* **EXERCISE**
Your task is to filter the data below down to the lines holding "destrezas".

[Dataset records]
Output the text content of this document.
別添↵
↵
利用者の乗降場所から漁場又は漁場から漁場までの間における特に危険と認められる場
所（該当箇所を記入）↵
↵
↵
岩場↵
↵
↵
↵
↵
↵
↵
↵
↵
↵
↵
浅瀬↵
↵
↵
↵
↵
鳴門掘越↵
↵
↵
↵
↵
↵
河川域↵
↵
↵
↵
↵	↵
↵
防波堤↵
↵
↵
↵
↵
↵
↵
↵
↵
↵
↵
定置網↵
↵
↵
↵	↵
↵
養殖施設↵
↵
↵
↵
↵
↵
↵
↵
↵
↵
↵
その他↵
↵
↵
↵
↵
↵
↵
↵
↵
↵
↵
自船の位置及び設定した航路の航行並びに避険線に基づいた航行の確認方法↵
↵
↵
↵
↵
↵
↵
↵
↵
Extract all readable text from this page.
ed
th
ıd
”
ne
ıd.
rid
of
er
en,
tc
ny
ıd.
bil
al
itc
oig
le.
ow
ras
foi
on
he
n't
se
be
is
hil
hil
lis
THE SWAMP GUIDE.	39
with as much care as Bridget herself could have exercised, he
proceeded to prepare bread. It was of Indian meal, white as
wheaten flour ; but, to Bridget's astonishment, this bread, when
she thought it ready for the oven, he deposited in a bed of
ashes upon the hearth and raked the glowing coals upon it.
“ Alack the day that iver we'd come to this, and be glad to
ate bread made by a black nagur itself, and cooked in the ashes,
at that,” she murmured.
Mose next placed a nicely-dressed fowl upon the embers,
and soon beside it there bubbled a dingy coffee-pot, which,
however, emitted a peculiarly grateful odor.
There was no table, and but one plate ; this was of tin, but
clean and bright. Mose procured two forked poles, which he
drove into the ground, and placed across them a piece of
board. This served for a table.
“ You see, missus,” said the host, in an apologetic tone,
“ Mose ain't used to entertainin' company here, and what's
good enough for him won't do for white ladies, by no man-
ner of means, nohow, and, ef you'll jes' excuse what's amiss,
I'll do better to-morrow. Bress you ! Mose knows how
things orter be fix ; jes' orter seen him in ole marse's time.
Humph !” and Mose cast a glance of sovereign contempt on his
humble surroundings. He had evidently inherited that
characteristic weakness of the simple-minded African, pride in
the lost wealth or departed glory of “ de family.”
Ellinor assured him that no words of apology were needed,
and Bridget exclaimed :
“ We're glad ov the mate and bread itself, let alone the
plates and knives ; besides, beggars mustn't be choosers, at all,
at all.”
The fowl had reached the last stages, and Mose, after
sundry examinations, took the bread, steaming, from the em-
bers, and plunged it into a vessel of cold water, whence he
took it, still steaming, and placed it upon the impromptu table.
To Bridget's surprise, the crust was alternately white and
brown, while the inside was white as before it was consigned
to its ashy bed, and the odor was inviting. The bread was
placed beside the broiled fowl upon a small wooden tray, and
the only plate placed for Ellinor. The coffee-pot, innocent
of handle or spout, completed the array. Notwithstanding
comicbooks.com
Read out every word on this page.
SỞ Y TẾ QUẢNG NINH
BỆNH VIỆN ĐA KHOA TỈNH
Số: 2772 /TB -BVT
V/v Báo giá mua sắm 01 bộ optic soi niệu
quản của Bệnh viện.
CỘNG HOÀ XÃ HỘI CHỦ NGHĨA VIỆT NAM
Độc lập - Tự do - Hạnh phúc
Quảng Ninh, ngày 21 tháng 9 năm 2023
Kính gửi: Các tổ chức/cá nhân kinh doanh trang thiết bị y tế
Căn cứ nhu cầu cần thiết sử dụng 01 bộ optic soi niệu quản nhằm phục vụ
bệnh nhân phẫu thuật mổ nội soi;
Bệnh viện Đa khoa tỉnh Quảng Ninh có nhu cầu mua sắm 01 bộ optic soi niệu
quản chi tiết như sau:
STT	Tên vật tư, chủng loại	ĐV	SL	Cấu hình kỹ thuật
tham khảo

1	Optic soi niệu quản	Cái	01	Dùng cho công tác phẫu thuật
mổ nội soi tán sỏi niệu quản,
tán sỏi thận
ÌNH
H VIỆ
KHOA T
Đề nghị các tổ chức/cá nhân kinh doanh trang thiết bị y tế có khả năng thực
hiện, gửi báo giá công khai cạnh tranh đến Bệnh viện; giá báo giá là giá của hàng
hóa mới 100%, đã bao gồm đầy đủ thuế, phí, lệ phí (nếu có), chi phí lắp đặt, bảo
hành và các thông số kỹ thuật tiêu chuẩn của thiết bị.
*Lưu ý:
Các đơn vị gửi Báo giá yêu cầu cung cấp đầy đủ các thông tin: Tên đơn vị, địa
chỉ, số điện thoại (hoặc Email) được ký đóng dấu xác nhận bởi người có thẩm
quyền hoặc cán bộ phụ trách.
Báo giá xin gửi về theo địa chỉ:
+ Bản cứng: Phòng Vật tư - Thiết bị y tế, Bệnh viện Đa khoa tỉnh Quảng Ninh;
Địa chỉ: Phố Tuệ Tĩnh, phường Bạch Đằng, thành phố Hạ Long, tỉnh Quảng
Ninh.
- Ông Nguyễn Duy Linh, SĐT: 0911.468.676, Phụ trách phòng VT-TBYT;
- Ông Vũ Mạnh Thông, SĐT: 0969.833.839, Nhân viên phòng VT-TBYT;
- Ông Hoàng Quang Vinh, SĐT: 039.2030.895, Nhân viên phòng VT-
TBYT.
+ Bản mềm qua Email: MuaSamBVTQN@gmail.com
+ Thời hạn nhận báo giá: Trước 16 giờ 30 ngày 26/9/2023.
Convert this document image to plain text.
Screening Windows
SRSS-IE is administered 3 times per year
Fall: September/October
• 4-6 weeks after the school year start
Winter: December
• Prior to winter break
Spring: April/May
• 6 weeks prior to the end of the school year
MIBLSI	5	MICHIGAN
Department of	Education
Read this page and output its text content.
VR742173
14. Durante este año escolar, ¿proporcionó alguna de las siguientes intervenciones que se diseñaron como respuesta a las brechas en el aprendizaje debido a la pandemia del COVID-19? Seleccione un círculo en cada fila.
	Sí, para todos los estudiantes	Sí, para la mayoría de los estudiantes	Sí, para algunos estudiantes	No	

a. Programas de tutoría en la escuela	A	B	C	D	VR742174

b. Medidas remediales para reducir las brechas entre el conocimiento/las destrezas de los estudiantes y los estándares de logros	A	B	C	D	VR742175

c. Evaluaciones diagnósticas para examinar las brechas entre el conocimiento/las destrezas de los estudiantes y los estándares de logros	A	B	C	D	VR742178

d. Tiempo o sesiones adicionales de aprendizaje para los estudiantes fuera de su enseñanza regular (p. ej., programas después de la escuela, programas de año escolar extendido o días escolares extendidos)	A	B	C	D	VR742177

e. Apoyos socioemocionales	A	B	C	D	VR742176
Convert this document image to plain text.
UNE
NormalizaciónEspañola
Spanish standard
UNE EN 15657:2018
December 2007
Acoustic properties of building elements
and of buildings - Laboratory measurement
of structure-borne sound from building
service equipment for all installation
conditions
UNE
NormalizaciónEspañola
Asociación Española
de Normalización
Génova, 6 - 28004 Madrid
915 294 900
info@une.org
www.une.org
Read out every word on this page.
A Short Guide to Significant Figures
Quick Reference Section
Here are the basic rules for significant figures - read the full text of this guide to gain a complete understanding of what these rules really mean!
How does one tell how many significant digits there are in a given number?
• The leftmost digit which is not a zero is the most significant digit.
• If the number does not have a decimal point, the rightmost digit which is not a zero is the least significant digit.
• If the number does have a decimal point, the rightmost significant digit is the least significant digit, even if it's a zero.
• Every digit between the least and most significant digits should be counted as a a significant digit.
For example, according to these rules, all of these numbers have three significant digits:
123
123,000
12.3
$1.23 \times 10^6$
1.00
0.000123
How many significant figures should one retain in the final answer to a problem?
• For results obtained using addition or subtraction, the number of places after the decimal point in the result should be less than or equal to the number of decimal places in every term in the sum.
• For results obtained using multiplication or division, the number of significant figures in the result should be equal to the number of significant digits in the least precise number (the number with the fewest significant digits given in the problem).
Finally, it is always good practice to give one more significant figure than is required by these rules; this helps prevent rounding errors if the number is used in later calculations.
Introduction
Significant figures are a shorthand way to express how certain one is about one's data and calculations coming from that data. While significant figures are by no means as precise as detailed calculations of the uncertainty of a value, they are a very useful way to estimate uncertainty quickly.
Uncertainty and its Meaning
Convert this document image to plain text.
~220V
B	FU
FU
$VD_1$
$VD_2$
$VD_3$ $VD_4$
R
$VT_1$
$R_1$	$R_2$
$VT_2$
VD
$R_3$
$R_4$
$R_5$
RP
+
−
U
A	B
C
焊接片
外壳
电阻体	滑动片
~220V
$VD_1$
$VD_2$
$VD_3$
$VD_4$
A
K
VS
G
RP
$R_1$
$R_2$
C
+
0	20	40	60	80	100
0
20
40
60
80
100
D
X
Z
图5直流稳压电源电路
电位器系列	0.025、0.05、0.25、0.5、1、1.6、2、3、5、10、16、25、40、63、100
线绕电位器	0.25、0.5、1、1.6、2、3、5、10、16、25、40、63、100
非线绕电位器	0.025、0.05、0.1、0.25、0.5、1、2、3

* **RESPONSE TO THE EXERCISE**
b. Medidas remediales para reducir las brechas entre el conocimiento/las destrezas de los estudiantes y los estándares de logros	A	B	C	D	VR742175
c. Evaluaciones diagnósticas para examinar las brechas entre el conocimiento/las destrezas de los estudiantes y los estándares de logros	A	B	C	D	VR742178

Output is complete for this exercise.